Task brief — Restate the full listing word for word and leave the pictures out.

Source records —
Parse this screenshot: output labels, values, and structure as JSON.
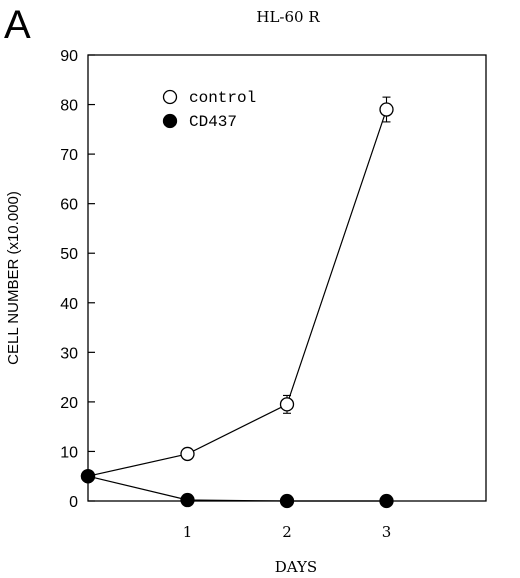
{
  "panel_letter": "A",
  "chart_data": {
    "type": "line",
    "title": "HL-60 R",
    "xlabel": "DAYS",
    "ylabel": "CELL NUMBER (x10.000)",
    "xlim": [
      0,
      4
    ],
    "ylim": [
      0,
      90
    ],
    "xticks": [
      1,
      2,
      3
    ],
    "yticks": [
      0,
      10,
      20,
      30,
      40,
      50,
      60,
      70,
      80,
      90
    ],
    "legend_position": "top-left",
    "grid": false,
    "series": [
      {
        "name": "control",
        "marker": "open-circle",
        "x": [
          0,
          1,
          2,
          3
        ],
        "y": [
          5,
          9.5,
          19.5,
          79
        ],
        "yerr": [
          0,
          0.5,
          1.8,
          2.5
        ]
      },
      {
        "name": "CD437",
        "marker": "filled-circle",
        "x": [
          0,
          1,
          2,
          3
        ],
        "y": [
          5,
          0.2,
          0,
          0
        ],
        "yerr": [
          0,
          0,
          0,
          0
        ]
      }
    ]
  }
}
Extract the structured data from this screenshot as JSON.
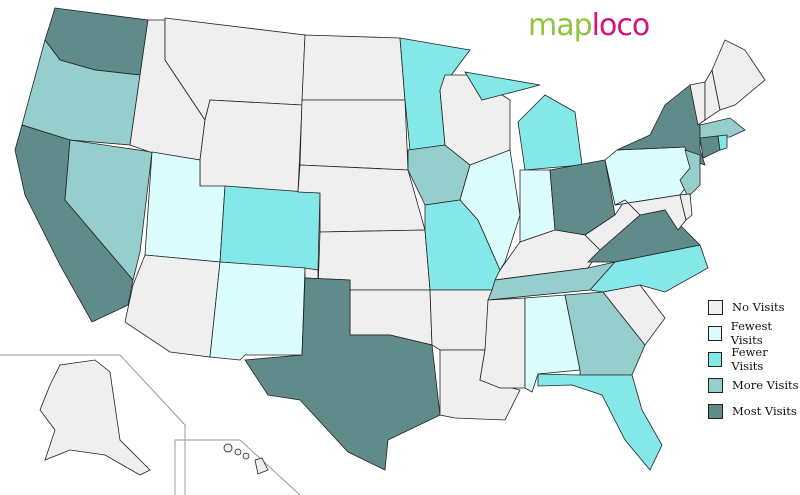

Task output —
Parse this screenshot: output labels, values, and structure as JSON.
{
  "panel_letter": "A",
  "chart_data": {
    "type": "line",
    "title": "HL-60 R",
    "xlabel": "DAYS",
    "ylabel": "CELL NUMBER (x10.000)",
    "xlim": [
      0,
      4
    ],
    "ylim": [
      0,
      90
    ],
    "xticks": [
      1,
      2,
      3
    ],
    "yticks": [
      0,
      10,
      20,
      30,
      40,
      50,
      60,
      70,
      80,
      90
    ],
    "legend_position": "top-left",
    "grid": false,
    "series": [
      {
        "name": "control",
        "marker": "open-circle",
        "x": [
          0,
          1,
          2,
          3
        ],
        "y": [
          5,
          9.5,
          19.5,
          79
        ],
        "yerr": [
          0,
          0.5,
          1.8,
          2.5
        ]
      },
      {
        "name": "CD437",
        "marker": "filled-circle",
        "x": [
          0,
          1,
          2,
          3
        ],
        "y": [
          5,
          0.2,
          0,
          0
        ],
        "yerr": [
          0,
          0,
          0,
          0
        ]
      }
    ]
  }
}
Extract the structured data from this screenshot as JSON.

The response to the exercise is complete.